[Task details]
Reproduce the records below in full and word for word, excluding pictures.

Source data
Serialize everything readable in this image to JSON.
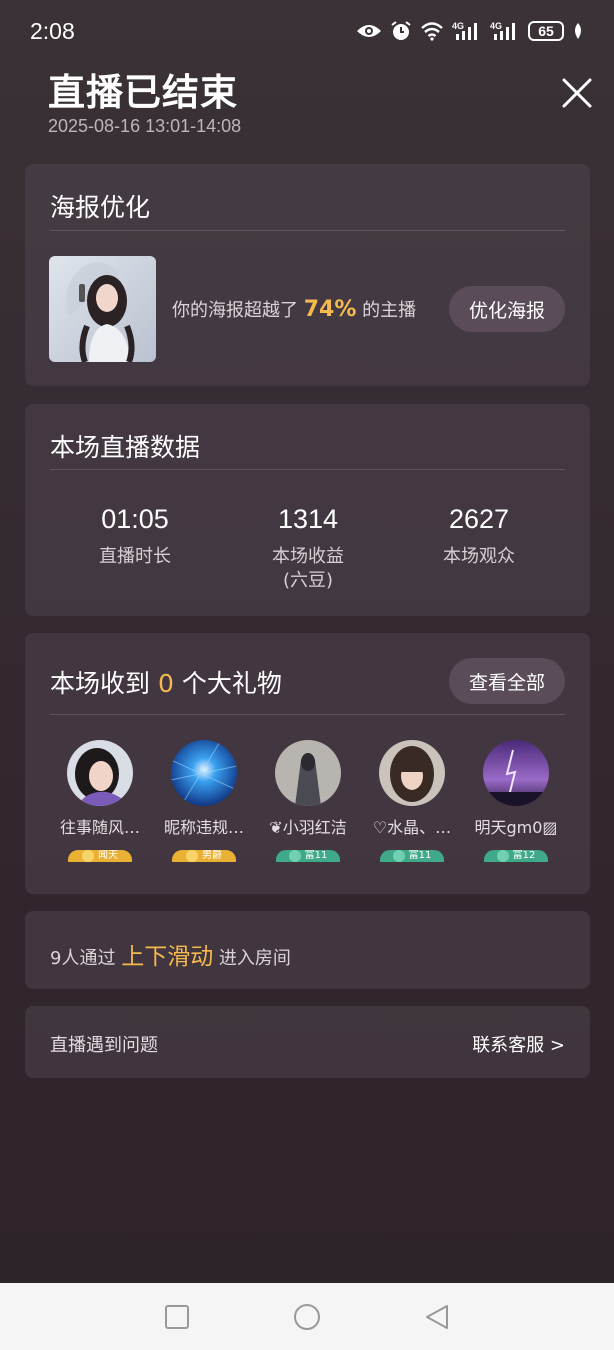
{
  "status_bar": {
    "time": "2:08",
    "battery": "65",
    "icons": [
      "eye-icon",
      "alarm-icon",
      "wifi-icon",
      "signal-4g-icon",
      "signal-4g-icon",
      "battery-icon",
      "leaf-icon"
    ]
  },
  "header": {
    "title": "直播已结束",
    "time_range": "2025-08-16 13:01-14:08",
    "close_icon": "close-icon"
  },
  "poster_card": {
    "title": "海报优化",
    "text_before": "你的海报超越了",
    "percent": "74%",
    "text_after": "的主播",
    "button": "优化海报"
  },
  "stats_card": {
    "title": "本场直播数据",
    "stats": [
      {
        "value": "01:05",
        "label": "直播时长"
      },
      {
        "value": "1314",
        "label": "本场收益\n(六豆)"
      },
      {
        "value": "2627",
        "label": "本场观众"
      }
    ]
  },
  "gifts_card": {
    "title_before": "本场收到",
    "count": "0",
    "title_after": "个大礼物",
    "view_all": "查看全部",
    "givers": [
      {
        "name": "往事随风…",
        "badge_text": "闻天",
        "badge_color": "#e9b033"
      },
      {
        "name": "昵称违规…",
        "badge_text": "男爵",
        "badge_color": "#e9b033"
      },
      {
        "name": "❦小羽红洁",
        "badge_text": "富11",
        "badge_color": "#3fa98a"
      },
      {
        "name": "♡水晶、…",
        "badge_text": "富11",
        "badge_color": "#3fa98a"
      },
      {
        "name": "明天gm0▨",
        "badge_text": "富12",
        "badge_color": "#3fa98a"
      }
    ]
  },
  "enter_card": {
    "prefix": "9人通过",
    "highlight": "上下滑动",
    "suffix": "进入房间"
  },
  "help_card": {
    "text": "直播遇到问题",
    "link": "联系客服 >"
  },
  "nav_bar": {
    "icons": [
      "square-icon",
      "circle-icon",
      "back-triangle-icon"
    ]
  },
  "colors": {
    "accent": "#f5b94d",
    "card_bg": "#4e444e",
    "button_bg": "#5a4c58"
  }
}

[Final result]
Serialize everything readable in this image to JSON.
{
  "status_bar": {
    "time": "2:08",
    "battery": "65",
    "icons": [
      "eye-icon",
      "alarm-icon",
      "wifi-icon",
      "signal-4g-icon",
      "signal-4g-icon",
      "battery-icon",
      "leaf-icon"
    ]
  },
  "header": {
    "title": "直播已结束",
    "time_range": "2025-08-16 13:01-14:08",
    "close_icon": "close-icon"
  },
  "poster_card": {
    "title": "海报优化",
    "text_before": "你的海报超越了",
    "percent": "74%",
    "text_after": "的主播",
    "button": "优化海报"
  },
  "stats_card": {
    "title": "本场直播数据",
    "stats": [
      {
        "value": "01:05",
        "label": "直播时长"
      },
      {
        "value": "1314",
        "label": "本场收益\n(六豆)"
      },
      {
        "value": "2627",
        "label": "本场观众"
      }
    ]
  },
  "gifts_card": {
    "title_before": "本场收到",
    "count": "0",
    "title_after": "个大礼物",
    "view_all": "查看全部",
    "givers": [
      {
        "name": "往事随风…",
        "badge_text": "闻天",
        "badge_color": "#e9b033"
      },
      {
        "name": "昵称违规…",
        "badge_text": "男爵",
        "badge_color": "#e9b033"
      },
      {
        "name": "❦小羽红洁",
        "badge_text": "富11",
        "badge_color": "#3fa98a"
      },
      {
        "name": "♡水晶、…",
        "badge_text": "富11",
        "badge_color": "#3fa98a"
      },
      {
        "name": "明天gm0▨",
        "badge_text": "富12",
        "badge_color": "#3fa98a"
      }
    ]
  },
  "enter_card": {
    "prefix": "9人通过",
    "highlight": "上下滑动",
    "suffix": "进入房间"
  },
  "help_card": {
    "text": "直播遇到问题",
    "link": "联系客服 >"
  },
  "nav_bar": {
    "icons": [
      "square-icon",
      "circle-icon",
      "back-triangle-icon"
    ]
  },
  "colors": {
    "accent": "#f5b94d",
    "card_bg": "#4e444e",
    "button_bg": "#5a4c58"
  }
}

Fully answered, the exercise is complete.